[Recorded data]
________________________________________

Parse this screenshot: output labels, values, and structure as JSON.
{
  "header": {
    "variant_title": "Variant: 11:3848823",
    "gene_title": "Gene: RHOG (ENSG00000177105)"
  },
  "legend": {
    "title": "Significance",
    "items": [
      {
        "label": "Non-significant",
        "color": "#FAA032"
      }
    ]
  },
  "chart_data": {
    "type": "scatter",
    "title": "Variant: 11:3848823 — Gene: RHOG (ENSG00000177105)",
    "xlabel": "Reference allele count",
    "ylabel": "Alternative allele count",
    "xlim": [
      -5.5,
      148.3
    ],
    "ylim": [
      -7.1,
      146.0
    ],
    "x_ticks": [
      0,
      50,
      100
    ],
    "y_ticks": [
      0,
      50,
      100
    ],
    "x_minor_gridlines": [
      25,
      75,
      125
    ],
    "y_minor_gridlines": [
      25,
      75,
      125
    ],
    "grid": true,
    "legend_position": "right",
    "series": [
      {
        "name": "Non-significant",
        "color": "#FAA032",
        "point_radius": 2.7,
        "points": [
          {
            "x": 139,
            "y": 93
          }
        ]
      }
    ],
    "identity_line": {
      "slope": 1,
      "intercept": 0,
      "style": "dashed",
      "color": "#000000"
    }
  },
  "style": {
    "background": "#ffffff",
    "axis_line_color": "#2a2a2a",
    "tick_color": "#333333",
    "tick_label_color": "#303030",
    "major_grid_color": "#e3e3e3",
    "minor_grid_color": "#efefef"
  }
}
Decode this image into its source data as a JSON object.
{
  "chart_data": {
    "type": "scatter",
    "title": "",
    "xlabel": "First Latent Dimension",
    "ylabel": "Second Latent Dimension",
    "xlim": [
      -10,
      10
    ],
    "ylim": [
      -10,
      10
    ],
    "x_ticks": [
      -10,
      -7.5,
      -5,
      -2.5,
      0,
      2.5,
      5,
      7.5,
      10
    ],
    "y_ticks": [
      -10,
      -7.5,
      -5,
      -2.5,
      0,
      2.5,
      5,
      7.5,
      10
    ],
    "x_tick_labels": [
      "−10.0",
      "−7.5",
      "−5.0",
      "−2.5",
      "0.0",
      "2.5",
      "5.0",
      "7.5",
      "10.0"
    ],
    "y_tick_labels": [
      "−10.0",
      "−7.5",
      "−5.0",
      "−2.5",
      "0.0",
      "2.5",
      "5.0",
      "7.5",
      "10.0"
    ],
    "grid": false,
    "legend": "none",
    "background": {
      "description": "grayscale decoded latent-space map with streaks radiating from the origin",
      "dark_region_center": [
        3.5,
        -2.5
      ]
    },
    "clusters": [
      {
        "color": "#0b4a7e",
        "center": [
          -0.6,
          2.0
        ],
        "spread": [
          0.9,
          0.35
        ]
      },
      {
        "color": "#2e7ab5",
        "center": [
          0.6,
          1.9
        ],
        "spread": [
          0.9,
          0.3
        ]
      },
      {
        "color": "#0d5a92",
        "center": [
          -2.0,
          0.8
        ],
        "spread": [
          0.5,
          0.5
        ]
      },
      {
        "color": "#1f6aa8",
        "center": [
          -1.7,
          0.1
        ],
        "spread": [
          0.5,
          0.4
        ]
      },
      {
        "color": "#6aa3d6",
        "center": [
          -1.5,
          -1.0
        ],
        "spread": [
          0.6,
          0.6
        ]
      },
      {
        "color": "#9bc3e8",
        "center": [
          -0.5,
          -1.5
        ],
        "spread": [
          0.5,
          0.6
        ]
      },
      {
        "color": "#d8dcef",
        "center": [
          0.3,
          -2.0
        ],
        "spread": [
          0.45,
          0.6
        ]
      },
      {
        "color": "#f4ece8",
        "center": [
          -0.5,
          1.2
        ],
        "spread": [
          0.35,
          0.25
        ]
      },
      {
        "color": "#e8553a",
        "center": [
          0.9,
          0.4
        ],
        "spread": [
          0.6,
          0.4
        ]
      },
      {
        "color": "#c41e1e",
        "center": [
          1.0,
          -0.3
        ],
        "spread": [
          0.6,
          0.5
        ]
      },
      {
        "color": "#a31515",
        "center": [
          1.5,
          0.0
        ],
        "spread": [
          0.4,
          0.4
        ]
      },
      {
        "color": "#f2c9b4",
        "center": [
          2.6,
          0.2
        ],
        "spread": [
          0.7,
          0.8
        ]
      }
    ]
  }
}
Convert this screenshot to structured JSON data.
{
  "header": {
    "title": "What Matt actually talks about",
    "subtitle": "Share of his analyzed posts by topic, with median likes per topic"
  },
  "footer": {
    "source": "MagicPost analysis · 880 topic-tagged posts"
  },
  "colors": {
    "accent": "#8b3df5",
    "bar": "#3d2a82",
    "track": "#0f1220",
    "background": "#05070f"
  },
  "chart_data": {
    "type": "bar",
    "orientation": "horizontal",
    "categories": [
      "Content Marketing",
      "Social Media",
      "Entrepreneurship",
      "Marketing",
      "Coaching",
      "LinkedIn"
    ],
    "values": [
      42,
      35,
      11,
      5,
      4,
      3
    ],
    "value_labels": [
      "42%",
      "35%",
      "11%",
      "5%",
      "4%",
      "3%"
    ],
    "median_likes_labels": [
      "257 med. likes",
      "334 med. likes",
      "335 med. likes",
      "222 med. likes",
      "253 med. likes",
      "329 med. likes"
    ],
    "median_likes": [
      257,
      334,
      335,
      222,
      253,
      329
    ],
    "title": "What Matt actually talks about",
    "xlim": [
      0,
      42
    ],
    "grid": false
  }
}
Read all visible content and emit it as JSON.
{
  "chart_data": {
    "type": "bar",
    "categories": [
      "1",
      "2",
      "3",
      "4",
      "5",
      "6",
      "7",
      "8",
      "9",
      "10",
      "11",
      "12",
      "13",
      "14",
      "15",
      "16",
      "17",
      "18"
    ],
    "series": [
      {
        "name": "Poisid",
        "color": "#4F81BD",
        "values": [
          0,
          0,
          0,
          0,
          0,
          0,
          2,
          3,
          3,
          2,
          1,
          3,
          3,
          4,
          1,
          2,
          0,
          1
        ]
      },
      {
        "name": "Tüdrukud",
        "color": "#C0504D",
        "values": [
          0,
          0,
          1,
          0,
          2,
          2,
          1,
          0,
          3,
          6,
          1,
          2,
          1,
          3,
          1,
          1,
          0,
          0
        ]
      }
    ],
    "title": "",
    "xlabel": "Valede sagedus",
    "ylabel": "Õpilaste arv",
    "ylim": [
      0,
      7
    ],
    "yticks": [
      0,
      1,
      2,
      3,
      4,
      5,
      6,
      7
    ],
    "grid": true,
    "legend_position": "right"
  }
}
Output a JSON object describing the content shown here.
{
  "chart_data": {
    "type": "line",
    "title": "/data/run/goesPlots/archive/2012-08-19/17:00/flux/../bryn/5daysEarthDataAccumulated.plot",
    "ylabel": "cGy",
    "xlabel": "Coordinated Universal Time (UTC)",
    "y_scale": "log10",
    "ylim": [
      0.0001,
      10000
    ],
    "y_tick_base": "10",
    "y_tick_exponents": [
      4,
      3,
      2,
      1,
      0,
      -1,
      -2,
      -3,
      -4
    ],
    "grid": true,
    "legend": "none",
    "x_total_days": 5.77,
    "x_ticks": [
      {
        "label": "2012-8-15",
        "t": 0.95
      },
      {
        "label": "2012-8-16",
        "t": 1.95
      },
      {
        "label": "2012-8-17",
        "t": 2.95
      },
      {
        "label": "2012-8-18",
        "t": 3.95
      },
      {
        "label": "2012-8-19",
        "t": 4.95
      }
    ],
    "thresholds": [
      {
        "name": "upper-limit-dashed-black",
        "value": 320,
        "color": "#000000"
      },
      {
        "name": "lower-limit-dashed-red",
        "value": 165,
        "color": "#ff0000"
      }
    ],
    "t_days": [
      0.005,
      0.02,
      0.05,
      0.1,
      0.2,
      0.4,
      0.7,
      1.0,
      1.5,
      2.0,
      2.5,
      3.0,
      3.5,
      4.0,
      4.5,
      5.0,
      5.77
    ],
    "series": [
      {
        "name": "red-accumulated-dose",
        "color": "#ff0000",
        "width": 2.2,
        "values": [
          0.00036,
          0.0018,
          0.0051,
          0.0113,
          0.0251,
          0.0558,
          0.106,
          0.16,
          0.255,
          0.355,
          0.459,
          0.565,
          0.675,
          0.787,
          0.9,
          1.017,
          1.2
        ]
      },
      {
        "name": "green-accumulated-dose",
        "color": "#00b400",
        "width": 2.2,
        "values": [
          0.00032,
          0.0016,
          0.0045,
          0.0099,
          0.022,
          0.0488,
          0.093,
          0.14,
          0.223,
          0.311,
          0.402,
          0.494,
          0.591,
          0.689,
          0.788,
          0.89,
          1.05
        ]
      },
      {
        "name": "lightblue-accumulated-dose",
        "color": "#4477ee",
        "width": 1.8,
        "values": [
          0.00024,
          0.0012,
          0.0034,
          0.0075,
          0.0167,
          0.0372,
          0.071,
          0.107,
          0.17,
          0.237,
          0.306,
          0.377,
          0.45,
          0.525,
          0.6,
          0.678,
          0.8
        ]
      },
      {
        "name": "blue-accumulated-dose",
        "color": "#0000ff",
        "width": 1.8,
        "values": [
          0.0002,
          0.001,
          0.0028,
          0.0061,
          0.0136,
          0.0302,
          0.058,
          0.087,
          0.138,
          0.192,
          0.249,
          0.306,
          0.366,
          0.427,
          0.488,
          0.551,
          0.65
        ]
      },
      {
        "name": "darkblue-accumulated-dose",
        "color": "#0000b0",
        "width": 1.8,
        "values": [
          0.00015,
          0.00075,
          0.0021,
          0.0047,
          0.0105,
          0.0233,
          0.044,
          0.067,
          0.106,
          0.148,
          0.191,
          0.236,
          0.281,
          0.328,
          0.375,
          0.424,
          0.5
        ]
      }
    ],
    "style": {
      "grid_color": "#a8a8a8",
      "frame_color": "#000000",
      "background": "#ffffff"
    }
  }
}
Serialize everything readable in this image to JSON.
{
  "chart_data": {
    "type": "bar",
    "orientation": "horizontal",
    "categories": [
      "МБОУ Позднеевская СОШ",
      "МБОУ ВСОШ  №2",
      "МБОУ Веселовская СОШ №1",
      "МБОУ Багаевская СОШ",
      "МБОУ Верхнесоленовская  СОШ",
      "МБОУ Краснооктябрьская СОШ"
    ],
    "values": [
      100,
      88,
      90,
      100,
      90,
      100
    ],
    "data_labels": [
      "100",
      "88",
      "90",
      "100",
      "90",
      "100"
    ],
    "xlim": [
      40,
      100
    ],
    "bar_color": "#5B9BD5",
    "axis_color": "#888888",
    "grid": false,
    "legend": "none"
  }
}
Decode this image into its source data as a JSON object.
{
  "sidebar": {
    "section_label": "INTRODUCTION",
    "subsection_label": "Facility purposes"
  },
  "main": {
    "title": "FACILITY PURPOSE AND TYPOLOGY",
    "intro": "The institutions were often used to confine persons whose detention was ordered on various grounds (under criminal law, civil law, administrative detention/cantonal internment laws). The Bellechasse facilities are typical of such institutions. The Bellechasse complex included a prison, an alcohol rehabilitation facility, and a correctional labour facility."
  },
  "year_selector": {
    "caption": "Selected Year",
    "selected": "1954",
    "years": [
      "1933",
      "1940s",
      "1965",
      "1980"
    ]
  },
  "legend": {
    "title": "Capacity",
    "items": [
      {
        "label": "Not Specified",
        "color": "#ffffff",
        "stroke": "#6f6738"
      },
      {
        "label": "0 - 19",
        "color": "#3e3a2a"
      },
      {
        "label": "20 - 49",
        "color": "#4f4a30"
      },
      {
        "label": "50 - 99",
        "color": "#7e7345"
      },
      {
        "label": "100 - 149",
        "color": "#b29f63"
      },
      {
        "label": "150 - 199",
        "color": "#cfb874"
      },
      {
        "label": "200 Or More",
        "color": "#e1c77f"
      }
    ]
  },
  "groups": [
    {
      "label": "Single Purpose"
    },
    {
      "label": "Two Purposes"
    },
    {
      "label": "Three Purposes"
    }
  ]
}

________________________________________

Problem description
Looking at the material above, count the lines containing the string "limit" and reply with the count alone.

Solution to the exercise
2